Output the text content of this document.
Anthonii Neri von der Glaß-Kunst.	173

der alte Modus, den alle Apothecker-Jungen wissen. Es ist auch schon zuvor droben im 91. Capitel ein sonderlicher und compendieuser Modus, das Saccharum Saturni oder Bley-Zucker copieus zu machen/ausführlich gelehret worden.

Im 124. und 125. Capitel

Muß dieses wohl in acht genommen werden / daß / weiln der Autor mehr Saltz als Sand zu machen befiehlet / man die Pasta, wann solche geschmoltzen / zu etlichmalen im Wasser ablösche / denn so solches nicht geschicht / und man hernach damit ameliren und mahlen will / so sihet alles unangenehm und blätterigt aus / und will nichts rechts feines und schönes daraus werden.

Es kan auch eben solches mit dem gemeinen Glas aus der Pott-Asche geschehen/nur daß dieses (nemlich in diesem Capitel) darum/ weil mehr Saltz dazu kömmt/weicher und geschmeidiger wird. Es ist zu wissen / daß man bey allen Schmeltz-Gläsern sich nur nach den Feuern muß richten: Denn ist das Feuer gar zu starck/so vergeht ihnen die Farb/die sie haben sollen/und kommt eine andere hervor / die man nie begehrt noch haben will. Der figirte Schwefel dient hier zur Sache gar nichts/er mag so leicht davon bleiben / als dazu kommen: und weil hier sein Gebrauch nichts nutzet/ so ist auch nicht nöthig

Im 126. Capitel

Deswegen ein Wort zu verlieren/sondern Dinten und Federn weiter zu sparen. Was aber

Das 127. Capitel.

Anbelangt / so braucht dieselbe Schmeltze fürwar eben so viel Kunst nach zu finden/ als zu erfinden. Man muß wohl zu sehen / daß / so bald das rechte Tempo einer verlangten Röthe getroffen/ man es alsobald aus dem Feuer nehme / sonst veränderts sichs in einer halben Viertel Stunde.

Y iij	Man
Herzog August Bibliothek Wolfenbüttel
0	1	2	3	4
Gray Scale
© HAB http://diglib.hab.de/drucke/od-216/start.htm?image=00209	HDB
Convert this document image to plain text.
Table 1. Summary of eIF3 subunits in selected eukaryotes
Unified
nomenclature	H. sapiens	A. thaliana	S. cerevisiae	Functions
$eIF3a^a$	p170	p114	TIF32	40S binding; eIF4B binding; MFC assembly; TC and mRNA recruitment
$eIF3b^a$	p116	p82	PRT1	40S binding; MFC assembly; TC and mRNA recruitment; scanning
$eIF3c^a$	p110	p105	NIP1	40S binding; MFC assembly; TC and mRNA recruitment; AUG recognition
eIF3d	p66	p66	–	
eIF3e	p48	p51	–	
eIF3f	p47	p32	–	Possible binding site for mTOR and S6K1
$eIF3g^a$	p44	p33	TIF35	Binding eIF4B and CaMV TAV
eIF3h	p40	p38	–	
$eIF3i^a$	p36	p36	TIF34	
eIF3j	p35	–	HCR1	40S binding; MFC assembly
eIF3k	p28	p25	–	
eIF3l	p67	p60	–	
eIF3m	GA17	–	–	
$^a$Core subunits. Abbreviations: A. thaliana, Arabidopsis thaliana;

◆ Directions for this task: Count up the lines in the listing that hold the word "Kunst", and give that number only.

◆ Task solution: 2